What is expected -> Give the number of lines below that contain the word "ligne", and nothing else.

===== Supplied records

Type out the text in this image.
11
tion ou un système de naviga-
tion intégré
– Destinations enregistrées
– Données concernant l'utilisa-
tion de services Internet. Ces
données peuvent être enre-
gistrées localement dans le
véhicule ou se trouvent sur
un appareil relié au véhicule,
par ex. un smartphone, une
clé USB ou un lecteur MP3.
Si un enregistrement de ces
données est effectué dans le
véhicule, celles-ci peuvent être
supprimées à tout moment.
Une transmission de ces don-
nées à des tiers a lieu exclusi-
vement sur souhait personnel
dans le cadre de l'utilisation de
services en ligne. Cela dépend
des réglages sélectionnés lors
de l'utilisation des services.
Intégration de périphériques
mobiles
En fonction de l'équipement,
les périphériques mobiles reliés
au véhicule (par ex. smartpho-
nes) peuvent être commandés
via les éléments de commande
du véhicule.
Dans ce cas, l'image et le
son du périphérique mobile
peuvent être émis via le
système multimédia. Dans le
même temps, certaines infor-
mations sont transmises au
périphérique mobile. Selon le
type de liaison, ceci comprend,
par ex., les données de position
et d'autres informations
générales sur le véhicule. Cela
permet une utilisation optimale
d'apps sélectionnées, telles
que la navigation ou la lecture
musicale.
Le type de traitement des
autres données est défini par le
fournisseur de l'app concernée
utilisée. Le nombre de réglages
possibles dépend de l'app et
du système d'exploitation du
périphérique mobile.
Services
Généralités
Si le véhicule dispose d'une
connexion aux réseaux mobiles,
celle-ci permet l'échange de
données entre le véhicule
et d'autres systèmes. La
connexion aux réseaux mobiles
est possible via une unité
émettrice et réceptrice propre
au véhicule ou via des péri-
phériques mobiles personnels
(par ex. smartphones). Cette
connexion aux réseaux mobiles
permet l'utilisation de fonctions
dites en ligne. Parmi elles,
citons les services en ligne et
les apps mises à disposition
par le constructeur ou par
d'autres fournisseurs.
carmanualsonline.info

==========

Output of the task -> 3